## start SOURCE DATA
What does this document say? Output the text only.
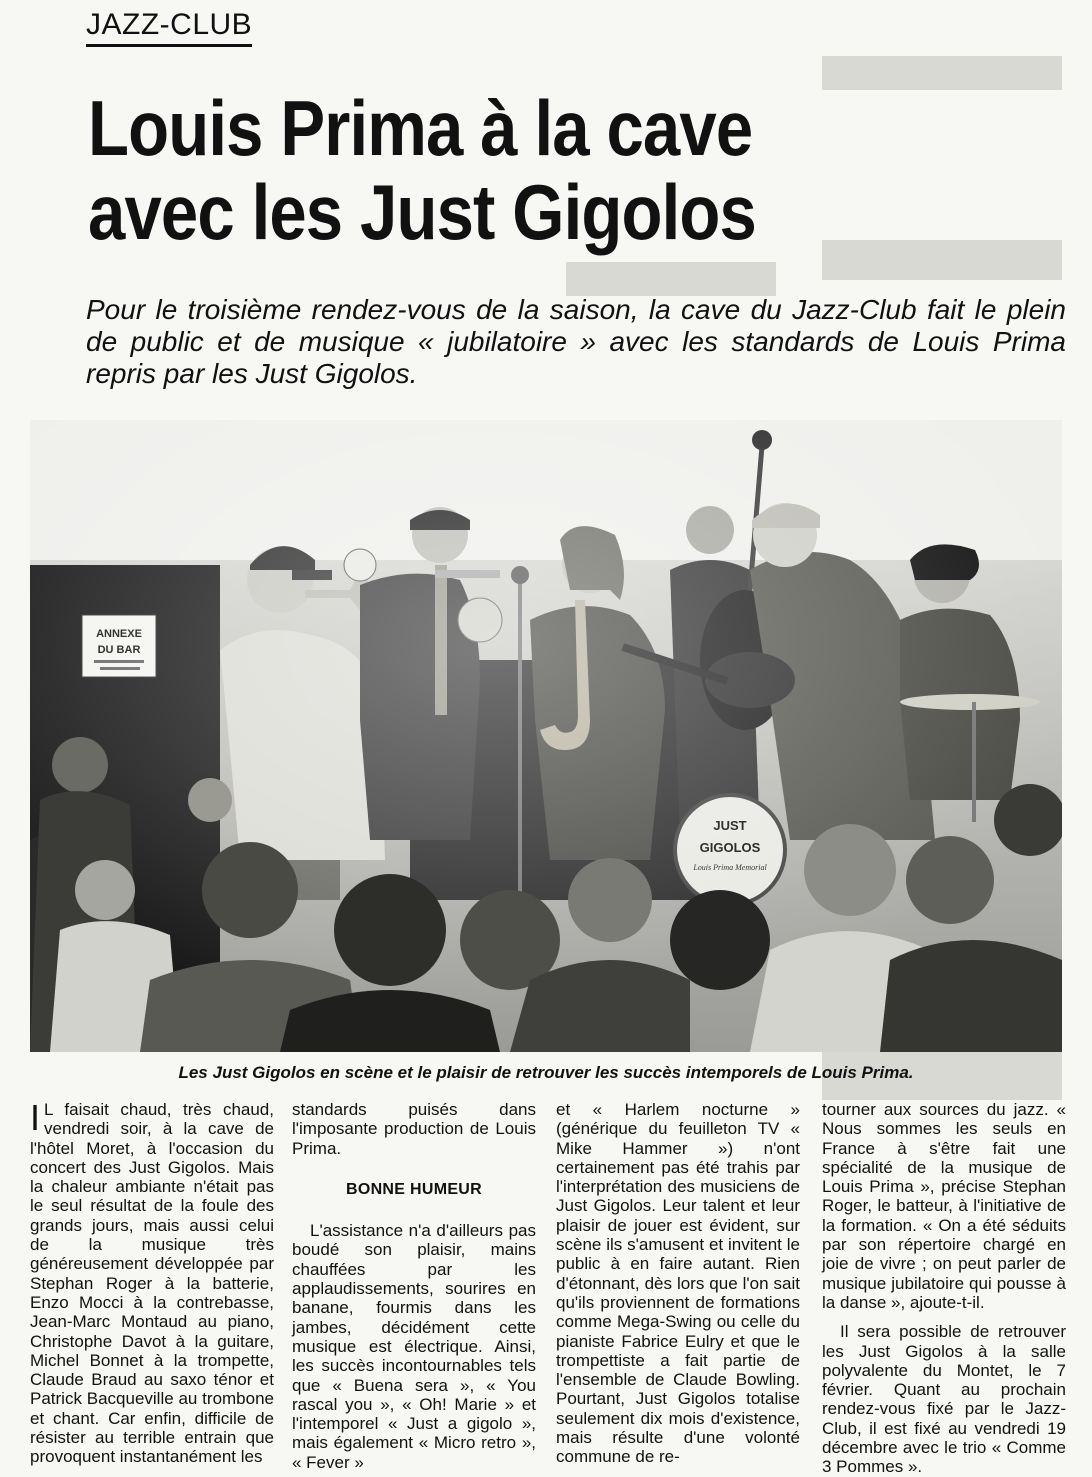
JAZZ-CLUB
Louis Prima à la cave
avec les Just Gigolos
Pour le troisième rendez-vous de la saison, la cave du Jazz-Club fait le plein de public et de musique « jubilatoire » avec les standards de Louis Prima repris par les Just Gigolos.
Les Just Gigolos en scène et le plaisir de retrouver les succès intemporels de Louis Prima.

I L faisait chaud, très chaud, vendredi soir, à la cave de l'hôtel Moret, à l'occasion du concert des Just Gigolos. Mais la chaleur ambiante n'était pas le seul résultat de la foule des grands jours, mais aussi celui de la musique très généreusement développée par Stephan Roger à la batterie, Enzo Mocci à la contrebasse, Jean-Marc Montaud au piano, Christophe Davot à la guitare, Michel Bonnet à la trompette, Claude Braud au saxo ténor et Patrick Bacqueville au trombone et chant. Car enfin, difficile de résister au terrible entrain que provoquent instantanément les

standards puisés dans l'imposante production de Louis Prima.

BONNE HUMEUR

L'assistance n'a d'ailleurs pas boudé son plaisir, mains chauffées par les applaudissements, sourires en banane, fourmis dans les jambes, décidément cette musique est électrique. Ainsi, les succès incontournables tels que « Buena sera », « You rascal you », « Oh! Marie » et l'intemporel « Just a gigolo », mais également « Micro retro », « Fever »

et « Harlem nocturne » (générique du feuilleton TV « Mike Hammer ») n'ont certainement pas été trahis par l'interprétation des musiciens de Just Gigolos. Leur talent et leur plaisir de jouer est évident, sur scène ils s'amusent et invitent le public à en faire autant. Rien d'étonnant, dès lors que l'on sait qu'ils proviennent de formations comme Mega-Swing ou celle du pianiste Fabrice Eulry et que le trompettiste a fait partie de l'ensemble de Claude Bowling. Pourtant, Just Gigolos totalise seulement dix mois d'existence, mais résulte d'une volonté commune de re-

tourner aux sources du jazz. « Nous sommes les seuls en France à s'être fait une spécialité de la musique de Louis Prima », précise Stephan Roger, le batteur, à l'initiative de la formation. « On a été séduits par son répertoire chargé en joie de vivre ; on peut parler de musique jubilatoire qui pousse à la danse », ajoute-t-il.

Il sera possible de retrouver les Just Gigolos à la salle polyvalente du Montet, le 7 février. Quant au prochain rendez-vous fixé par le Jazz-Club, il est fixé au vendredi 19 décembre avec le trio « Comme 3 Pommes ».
## end SOURCE DATA
## start SOURCE DATA
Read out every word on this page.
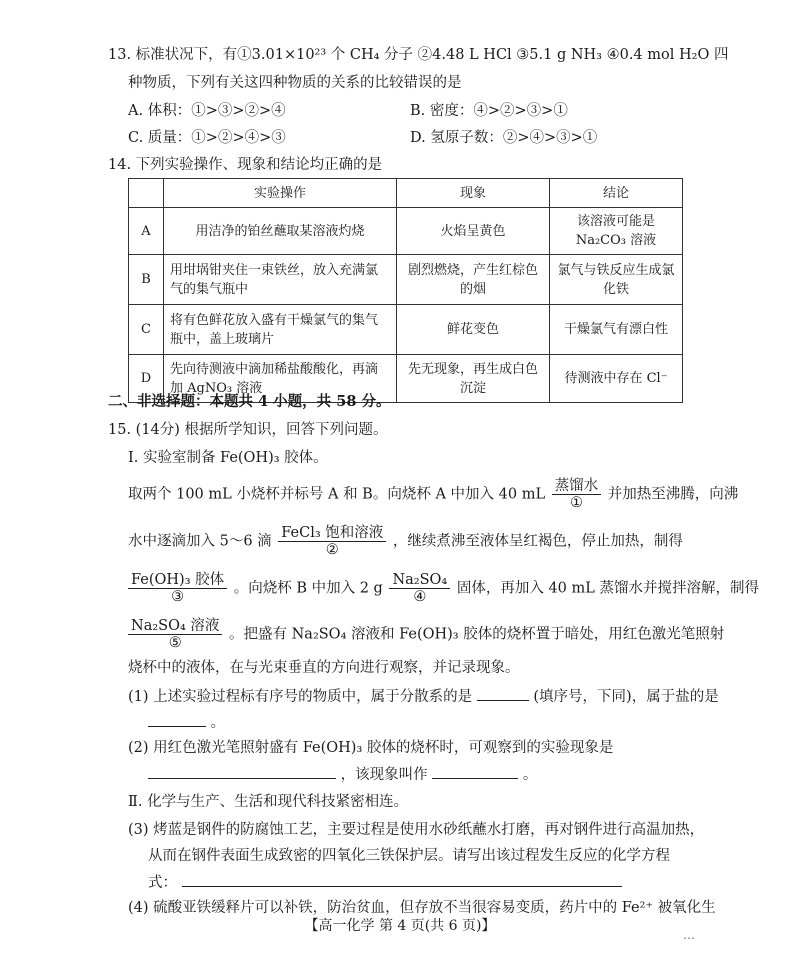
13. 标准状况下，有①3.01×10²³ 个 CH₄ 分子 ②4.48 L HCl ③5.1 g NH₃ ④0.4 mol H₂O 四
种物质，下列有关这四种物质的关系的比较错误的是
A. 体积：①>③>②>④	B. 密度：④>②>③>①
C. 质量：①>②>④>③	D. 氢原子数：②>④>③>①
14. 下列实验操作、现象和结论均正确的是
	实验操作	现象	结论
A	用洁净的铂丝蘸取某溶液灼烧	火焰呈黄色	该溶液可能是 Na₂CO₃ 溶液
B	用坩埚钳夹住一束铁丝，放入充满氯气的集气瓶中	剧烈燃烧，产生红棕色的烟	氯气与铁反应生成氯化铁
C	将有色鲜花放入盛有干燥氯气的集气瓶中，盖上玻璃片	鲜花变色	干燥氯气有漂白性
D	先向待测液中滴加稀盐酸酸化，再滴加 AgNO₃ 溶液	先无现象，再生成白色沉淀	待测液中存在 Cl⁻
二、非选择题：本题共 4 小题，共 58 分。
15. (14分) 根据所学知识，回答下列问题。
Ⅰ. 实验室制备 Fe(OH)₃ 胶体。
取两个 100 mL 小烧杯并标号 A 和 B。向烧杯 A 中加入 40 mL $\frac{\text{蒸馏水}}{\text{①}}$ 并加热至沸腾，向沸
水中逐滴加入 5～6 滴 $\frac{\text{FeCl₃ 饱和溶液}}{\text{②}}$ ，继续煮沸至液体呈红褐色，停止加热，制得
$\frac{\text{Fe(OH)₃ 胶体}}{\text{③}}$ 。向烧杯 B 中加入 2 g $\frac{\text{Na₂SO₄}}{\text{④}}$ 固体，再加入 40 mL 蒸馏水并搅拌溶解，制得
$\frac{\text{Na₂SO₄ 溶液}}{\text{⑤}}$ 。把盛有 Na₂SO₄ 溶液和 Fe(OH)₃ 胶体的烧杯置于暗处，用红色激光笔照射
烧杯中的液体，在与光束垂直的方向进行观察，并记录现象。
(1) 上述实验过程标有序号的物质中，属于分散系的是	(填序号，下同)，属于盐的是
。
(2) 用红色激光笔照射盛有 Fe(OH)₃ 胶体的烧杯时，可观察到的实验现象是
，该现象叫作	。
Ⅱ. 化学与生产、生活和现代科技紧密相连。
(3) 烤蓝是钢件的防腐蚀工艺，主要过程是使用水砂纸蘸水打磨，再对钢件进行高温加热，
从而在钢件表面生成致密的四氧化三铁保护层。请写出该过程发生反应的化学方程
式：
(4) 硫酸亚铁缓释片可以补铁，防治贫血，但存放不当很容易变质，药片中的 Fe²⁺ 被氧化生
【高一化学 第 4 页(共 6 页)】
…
## end SOURCE DATA
Copy all lines of the material above where the string "Prima" occurs.

Louis Prima à la cave
Pour le troisième rendez-vous de la saison, la cave du Jazz-Club fait le plein de public et de musique « jubilatoire » avec les standards de Louis Prima repris par les Just Gigolos.
Les Just Gigolos en scène et le plaisir de retrouver les succès intemporels de Louis Prima.
standards puisés dans l'imposante production de Louis Prima.
tourner aux sources du jazz. « Nous sommes les seuls en France à s'être fait une spécialité de la musique de Louis Prima », précise Stephan Roger, le batteur, à l'initiative de la formation. « On a été séduits par son répertoire chargé en joie de vivre ; on peut parler de musique jubilatoire qui pousse à la danse », ajoute-t-il.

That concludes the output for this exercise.